Figure contents as structured data
◇ ◇ ◇ ◇ ◇ ◇ ◇
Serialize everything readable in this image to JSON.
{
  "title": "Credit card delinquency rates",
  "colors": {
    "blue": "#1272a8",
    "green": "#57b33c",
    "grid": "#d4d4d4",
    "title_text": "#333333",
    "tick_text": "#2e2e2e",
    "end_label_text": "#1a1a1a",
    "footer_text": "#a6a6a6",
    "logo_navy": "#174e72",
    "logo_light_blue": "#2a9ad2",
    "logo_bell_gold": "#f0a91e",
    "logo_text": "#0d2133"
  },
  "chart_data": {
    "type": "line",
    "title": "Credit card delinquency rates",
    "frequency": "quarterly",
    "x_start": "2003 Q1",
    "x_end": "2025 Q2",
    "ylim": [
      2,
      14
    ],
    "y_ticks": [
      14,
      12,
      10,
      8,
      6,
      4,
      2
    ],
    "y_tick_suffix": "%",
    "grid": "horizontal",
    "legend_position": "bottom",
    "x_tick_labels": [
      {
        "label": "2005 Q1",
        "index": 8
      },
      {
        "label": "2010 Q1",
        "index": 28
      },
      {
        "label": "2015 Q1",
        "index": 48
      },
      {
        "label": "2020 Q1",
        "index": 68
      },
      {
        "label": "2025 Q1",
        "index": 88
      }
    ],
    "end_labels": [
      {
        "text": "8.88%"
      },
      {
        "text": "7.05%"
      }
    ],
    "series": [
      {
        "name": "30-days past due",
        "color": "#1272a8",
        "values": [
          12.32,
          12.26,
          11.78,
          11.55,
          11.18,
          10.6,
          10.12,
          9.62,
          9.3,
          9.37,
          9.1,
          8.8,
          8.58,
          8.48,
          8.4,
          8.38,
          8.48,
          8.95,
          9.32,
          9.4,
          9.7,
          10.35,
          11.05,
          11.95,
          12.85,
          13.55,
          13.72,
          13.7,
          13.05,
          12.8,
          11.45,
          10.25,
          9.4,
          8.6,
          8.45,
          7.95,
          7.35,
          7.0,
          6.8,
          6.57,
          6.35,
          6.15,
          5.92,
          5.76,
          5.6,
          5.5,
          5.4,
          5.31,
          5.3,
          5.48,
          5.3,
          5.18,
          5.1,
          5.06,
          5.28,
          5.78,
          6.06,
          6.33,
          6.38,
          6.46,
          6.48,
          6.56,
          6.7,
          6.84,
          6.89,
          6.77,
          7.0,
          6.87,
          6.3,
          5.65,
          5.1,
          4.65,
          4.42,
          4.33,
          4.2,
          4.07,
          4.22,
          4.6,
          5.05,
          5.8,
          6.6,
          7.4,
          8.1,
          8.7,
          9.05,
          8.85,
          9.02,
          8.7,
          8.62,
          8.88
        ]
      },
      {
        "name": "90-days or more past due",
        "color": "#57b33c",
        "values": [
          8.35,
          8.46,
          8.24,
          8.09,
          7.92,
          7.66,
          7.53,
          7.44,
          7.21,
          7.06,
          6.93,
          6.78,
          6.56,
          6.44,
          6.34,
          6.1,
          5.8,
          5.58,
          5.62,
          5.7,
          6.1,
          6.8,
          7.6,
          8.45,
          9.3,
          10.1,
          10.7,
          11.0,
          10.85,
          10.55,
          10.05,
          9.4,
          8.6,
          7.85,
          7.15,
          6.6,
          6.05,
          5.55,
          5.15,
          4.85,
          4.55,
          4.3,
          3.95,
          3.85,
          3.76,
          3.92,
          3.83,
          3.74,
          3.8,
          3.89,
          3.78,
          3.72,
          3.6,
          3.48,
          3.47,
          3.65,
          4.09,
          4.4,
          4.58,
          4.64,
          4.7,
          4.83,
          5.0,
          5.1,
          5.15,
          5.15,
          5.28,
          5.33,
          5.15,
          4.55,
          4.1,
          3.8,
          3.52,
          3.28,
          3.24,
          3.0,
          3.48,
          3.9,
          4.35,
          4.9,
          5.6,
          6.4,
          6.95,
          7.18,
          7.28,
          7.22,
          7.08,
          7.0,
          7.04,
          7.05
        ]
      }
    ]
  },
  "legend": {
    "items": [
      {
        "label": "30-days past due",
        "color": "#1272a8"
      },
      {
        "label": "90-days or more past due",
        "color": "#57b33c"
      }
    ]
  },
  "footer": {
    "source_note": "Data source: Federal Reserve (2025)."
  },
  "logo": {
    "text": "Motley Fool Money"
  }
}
◇ ◇ ◇ ◇ ◇ ◇ ◇
• **What needs to be done**:
Find all lines where the word "card" appears. Copy them.

• **Solution to this problem**:
  "title": "Credit card delinquency rates",
    "title": "Credit card delinquency rates",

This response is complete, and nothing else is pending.